What is being asked:
Return the entries below verbatim. Pictures stay out.

Record list:
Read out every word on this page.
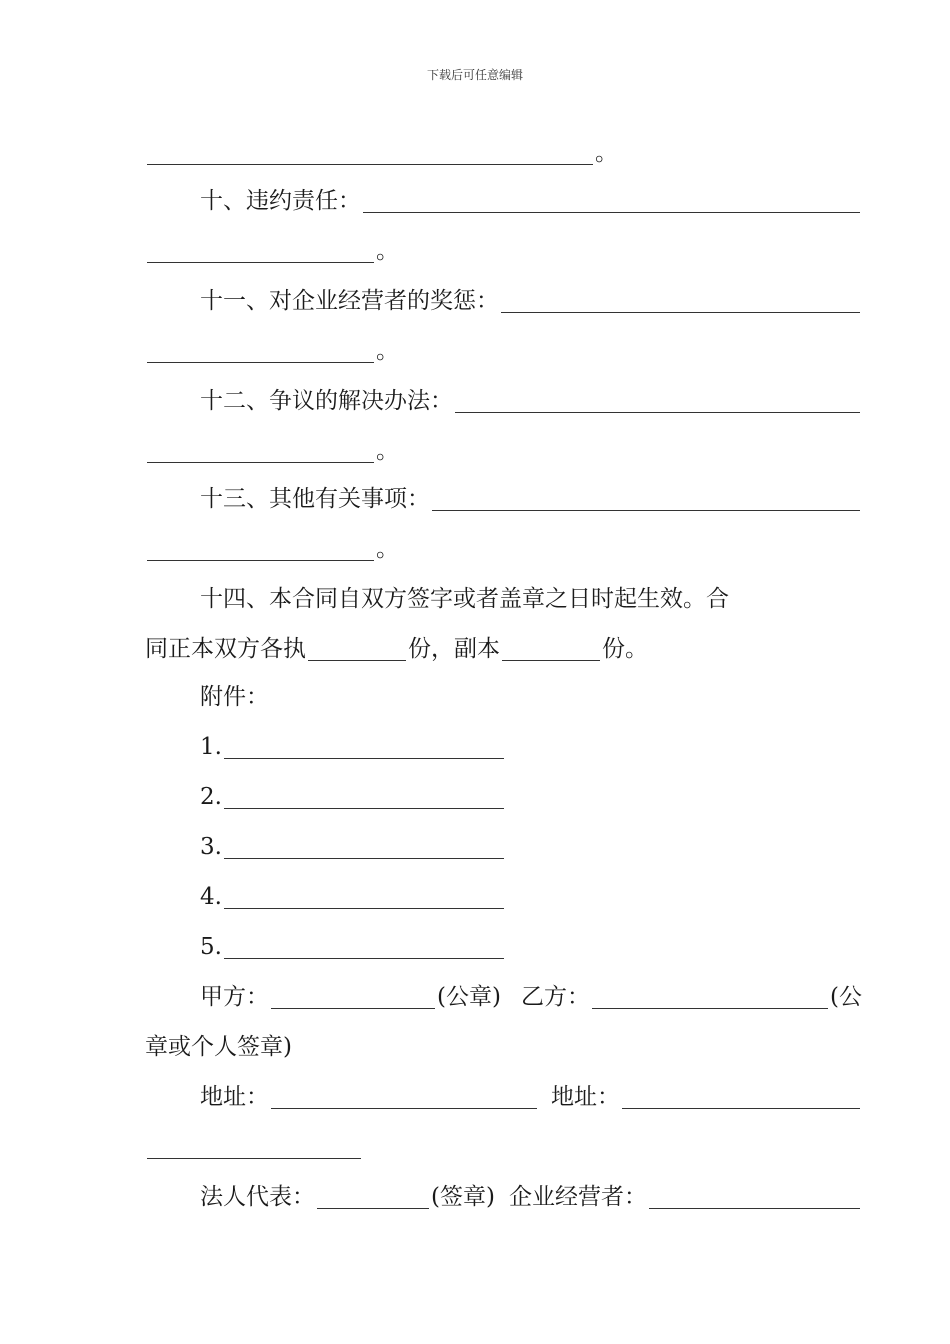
下载后可任意编辑
。
十、违约责任：
。
十一、对企业经营者的奖惩：
。
十二、争议的解决办法：
。
十三、其他有关事项：
。
十四、本合同自双方签字或者盖章之日时起生效。合
同正本双方各执	份，副本	份。
附件：
1.
2.
3.
4.
5.
甲方：	(公章) 乙方：	(公
章或个人签章)
地址：	地址：
法人代表：	(签章) 企业经营者：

Response for this exercise:
Read out every word on this page.
下载后可任意编辑
。
十、违约责任：
。
十一、对企业经营者的奖惩：
。
十二、争议的解决办法：
。
十三、其他有关事项：
。
十四、本合同自双方签字或者盖章之日时起生效。合
同正本双方各执	份，副本	份。
附件：
1.
2.
3.
4.
5.
甲方：	(公章) 乙方：	(公
章或个人签章)
地址：	地址：
法人代表：	(签章) 企业经营者：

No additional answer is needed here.